**TASK**
Reproduce exactly the lines from the one containing "Read this page and output its text content." through the last line of the records below, both included, and nothing else.

**SUPPLIED RECORDS**
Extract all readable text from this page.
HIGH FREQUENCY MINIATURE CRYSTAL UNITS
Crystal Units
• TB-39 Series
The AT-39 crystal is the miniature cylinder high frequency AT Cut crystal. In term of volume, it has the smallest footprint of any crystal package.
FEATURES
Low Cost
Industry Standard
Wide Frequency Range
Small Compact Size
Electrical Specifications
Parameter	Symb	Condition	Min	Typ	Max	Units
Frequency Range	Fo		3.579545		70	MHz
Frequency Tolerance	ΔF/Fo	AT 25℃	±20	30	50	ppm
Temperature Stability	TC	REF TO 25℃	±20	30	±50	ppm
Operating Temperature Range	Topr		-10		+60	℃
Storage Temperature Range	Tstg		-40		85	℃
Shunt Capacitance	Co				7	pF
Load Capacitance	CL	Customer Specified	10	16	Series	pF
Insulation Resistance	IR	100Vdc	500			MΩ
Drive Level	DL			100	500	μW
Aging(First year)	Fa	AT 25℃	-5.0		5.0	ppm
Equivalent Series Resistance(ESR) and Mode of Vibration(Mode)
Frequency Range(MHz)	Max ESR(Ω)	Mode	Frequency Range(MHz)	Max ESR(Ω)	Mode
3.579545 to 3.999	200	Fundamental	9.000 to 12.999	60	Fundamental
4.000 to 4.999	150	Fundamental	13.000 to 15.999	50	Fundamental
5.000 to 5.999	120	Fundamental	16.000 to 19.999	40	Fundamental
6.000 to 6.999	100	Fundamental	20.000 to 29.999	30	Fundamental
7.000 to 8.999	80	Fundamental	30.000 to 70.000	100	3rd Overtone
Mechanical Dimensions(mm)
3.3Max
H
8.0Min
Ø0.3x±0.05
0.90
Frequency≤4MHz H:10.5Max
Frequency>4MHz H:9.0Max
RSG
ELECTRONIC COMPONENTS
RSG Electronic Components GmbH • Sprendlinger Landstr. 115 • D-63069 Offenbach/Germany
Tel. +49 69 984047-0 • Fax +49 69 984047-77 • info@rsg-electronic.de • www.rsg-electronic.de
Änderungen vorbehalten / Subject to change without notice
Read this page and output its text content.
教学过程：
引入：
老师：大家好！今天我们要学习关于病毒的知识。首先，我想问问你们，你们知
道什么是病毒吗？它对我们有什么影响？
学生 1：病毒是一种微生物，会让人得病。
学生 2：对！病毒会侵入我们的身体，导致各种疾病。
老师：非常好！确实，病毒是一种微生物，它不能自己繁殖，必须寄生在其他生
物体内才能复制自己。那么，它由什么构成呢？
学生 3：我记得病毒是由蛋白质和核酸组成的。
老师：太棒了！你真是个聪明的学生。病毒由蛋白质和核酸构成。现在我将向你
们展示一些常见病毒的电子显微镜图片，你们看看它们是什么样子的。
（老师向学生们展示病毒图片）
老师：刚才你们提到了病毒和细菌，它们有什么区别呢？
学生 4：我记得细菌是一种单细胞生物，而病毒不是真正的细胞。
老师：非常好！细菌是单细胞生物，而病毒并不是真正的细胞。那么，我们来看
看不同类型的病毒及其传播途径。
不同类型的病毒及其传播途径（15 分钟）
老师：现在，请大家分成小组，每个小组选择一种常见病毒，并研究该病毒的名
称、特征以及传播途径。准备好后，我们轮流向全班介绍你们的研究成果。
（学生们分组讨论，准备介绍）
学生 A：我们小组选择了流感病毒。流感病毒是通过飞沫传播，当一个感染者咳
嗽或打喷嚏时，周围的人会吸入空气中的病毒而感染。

**THE ANSWER**
Read this page and output its text content.
教学过程：
引入：
老师：大家好！今天我们要学习关于病毒的知识。首先，我想问问你们，你们知
道什么是病毒吗？它对我们有什么影响？
学生 1：病毒是一种微生物，会让人得病。
学生 2：对！病毒会侵入我们的身体，导致各种疾病。
老师：非常好！确实，病毒是一种微生物，它不能自己繁殖，必须寄生在其他生
物体内才能复制自己。那么，它由什么构成呢？
学生 3：我记得病毒是由蛋白质和核酸组成的。
老师：太棒了！你真是个聪明的学生。病毒由蛋白质和核酸构成。现在我将向你
们展示一些常见病毒的电子显微镜图片，你们看看它们是什么样子的。
（老师向学生们展示病毒图片）
老师：刚才你们提到了病毒和细菌，它们有什么区别呢？
学生 4：我记得细菌是一种单细胞生物，而病毒不是真正的细胞。
老师：非常好！细菌是单细胞生物，而病毒并不是真正的细胞。那么，我们来看
看不同类型的病毒及其传播途径。
不同类型的病毒及其传播途径（15 分钟）
老师：现在，请大家分成小组，每个小组选择一种常见病毒，并研究该病毒的名
称、特征以及传播途径。准备好后，我们轮流向全班介绍你们的研究成果。
（学生们分组讨论，准备介绍）
学生 A：我们小组选择了流感病毒。流感病毒是通过飞沫传播，当一个感染者咳
嗽或打喷嚏时，周围的人会吸入空气中的病毒而感染。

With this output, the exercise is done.